DATA FOR THIS EXERCISE:
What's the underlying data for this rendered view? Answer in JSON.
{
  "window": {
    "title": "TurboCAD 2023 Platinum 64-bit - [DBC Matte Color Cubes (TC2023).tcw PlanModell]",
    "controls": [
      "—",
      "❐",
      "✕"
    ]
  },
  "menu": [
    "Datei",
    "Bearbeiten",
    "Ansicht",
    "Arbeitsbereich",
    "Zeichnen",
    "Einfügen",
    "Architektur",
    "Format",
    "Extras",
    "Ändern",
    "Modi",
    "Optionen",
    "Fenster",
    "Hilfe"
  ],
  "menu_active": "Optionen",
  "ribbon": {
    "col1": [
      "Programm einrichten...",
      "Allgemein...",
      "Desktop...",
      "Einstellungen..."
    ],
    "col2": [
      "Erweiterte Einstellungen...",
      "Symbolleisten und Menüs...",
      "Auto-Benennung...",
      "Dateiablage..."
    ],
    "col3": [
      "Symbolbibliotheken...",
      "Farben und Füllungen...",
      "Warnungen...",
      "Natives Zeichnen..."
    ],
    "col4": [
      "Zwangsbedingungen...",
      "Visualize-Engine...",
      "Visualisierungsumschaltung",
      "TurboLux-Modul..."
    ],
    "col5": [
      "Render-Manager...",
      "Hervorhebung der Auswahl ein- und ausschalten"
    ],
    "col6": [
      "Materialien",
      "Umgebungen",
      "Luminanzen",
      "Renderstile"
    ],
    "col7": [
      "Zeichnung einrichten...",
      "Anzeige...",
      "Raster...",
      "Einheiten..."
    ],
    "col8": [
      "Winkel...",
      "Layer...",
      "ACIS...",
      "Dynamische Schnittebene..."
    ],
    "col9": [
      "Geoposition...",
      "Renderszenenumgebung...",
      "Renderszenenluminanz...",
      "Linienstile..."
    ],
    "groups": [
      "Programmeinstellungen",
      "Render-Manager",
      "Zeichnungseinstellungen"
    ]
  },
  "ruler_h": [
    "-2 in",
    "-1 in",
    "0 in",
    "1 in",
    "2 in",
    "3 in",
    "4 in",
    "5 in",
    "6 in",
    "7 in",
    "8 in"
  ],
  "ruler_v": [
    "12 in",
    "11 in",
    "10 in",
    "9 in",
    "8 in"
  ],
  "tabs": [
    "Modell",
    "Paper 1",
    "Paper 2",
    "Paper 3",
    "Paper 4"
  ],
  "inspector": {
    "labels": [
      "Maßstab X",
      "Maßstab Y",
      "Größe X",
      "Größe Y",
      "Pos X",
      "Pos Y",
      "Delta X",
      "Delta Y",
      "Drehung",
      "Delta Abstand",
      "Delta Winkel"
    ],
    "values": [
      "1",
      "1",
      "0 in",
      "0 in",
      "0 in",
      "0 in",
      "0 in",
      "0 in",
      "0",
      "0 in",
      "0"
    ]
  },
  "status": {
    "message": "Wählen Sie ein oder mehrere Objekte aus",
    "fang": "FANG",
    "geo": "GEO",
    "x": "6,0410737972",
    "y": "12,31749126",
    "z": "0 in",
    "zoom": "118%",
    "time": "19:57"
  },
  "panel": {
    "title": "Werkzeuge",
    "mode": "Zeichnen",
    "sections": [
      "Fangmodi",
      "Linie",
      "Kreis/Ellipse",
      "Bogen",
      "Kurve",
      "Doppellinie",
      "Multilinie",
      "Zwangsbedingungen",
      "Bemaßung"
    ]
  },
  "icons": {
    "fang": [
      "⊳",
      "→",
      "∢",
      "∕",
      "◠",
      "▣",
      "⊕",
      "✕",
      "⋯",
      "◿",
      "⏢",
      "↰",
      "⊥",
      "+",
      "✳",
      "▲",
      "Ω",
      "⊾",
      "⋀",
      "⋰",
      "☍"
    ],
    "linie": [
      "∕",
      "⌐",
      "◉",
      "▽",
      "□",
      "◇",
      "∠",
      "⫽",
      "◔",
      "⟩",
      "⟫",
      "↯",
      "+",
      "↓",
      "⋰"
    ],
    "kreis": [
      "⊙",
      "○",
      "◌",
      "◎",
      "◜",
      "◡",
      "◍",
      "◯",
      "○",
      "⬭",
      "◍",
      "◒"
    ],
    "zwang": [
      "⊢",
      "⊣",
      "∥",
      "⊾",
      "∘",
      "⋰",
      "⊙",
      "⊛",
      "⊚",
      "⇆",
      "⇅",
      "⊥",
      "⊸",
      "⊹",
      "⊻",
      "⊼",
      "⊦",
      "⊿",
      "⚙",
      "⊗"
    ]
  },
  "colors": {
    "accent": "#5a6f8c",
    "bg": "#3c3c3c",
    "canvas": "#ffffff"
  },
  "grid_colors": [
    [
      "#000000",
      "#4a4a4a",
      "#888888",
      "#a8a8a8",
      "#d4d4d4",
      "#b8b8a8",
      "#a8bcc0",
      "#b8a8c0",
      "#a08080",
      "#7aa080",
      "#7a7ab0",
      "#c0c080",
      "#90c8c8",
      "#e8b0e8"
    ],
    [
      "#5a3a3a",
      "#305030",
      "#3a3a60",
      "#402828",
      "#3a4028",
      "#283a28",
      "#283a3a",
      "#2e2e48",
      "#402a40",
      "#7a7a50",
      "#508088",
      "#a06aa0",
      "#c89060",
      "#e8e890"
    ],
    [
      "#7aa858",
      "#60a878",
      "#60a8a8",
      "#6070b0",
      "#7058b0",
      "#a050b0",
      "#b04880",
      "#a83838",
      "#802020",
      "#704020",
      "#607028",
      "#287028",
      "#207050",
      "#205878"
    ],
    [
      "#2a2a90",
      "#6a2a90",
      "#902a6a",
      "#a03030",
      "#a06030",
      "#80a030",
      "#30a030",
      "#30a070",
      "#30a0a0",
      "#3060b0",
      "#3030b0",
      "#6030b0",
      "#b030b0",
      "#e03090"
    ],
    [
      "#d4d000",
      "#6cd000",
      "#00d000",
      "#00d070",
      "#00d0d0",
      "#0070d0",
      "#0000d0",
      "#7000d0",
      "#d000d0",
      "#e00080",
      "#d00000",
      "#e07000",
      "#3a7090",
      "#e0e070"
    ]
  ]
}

STATED PROBLEM:
Check each line of the records for the word "einrichten", and show the lines that contain it.

CORRECT RESPONSE:
      "Programm einrichten...",
      "Zeichnung einrichten...",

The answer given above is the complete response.